Given exercise
Copy out the data exactly, leaving the pictures behind.

[Figure content listings]
━━━━━━━━━━━━━━━━

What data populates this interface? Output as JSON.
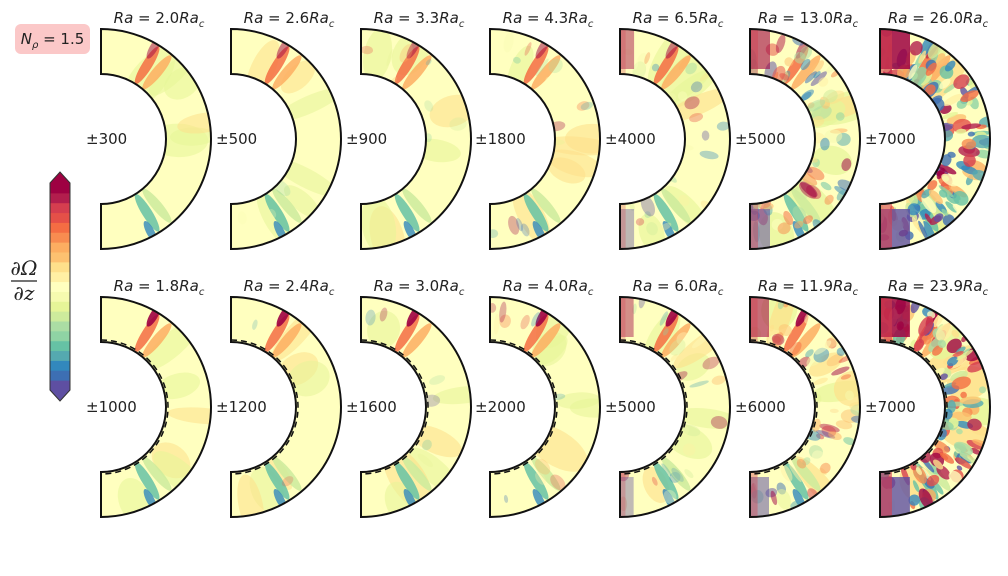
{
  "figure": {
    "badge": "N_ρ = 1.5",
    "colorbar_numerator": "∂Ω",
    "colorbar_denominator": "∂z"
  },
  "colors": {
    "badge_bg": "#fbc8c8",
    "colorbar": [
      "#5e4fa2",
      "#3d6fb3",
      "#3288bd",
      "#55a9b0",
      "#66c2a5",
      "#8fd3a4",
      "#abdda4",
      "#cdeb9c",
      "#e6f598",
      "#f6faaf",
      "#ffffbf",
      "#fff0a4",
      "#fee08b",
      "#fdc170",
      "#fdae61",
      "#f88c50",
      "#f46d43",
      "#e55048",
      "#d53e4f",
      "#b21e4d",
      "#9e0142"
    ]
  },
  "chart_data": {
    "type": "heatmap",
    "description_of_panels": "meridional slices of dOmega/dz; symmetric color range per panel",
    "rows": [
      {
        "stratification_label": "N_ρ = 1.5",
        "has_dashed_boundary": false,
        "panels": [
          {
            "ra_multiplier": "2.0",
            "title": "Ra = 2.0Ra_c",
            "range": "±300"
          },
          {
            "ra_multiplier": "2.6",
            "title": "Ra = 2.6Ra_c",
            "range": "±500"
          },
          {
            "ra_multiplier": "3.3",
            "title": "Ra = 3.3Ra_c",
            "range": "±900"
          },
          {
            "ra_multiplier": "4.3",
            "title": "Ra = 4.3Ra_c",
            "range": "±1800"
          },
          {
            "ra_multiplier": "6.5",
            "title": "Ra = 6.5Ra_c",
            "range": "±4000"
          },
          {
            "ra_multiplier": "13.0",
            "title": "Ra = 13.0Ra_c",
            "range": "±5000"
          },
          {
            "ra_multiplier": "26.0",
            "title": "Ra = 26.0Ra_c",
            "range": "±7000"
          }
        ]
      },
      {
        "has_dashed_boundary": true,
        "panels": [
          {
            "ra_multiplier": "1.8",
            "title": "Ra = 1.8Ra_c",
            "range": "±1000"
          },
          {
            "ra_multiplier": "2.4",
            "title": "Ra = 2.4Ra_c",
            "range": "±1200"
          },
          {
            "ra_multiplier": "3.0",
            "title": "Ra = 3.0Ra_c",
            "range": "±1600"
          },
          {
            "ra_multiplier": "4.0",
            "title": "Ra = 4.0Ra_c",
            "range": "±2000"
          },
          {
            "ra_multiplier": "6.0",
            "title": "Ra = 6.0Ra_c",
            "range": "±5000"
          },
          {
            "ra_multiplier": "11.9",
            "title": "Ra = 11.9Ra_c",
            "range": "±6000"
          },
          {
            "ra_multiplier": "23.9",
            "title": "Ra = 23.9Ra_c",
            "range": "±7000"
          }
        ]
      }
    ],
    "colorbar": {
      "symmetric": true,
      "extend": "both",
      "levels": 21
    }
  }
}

━━━━━━━━━━━━━━━━

Result for this exercise
What data populates this interface? Output as JSON.
{
  "figure": {
    "badge": "N_ρ = 1.5",
    "colorbar_numerator": "∂Ω",
    "colorbar_denominator": "∂z"
  },
  "colors": {
    "badge_bg": "#fbc8c8",
    "colorbar": [
      "#5e4fa2",
      "#3d6fb3",
      "#3288bd",
      "#55a9b0",
      "#66c2a5",
      "#8fd3a4",
      "#abdda4",
      "#cdeb9c",
      "#e6f598",
      "#f6faaf",
      "#ffffbf",
      "#fff0a4",
      "#fee08b",
      "#fdc170",
      "#fdae61",
      "#f88c50",
      "#f46d43",
      "#e55048",
      "#d53e4f",
      "#b21e4d",
      "#9e0142"
    ]
  },
  "chart_data": {
    "type": "heatmap",
    "description_of_panels": "meridional slices of dOmega/dz; symmetric color range per panel",
    "rows": [
      {
        "stratification_label": "N_ρ = 1.5",
        "has_dashed_boundary": false,
        "panels": [
          {
            "ra_multiplier": "2.0",
            "title": "Ra = 2.0Ra_c",
            "range": "±300"
          },
          {
            "ra_multiplier": "2.6",
            "title": "Ra = 2.6Ra_c",
            "range": "±500"
          },
          {
            "ra_multiplier": "3.3",
            "title": "Ra = 3.3Ra_c",
            "range": "±900"
          },
          {
            "ra_multiplier": "4.3",
            "title": "Ra = 4.3Ra_c",
            "range": "±1800"
          },
          {
            "ra_multiplier": "6.5",
            "title": "Ra = 6.5Ra_c",
            "range": "±4000"
          },
          {
            "ra_multiplier": "13.0",
            "title": "Ra = 13.0Ra_c",
            "range": "±5000"
          },
          {
            "ra_multiplier": "26.0",
            "title": "Ra = 26.0Ra_c",
            "range": "±7000"
          }
        ]
      },
      {
        "has_dashed_boundary": true,
        "panels": [
          {
            "ra_multiplier": "1.8",
            "title": "Ra = 1.8Ra_c",
            "range": "±1000"
          },
          {
            "ra_multiplier": "2.4",
            "title": "Ra = 2.4Ra_c",
            "range": "±1200"
          },
          {
            "ra_multiplier": "3.0",
            "title": "Ra = 3.0Ra_c",
            "range": "±1600"
          },
          {
            "ra_multiplier": "4.0",
            "title": "Ra = 4.0Ra_c",
            "range": "±2000"
          },
          {
            "ra_multiplier": "6.0",
            "title": "Ra = 6.0Ra_c",
            "range": "±5000"
          },
          {
            "ra_multiplier": "11.9",
            "title": "Ra = 11.9Ra_c",
            "range": "±6000"
          },
          {
            "ra_multiplier": "23.9",
            "title": "Ra = 23.9Ra_c",
            "range": "±7000"
          }
        ]
      }
    ],
    "colorbar": {
      "symmetric": true,
      "extend": "both",
      "levels": 21
    }
  }
}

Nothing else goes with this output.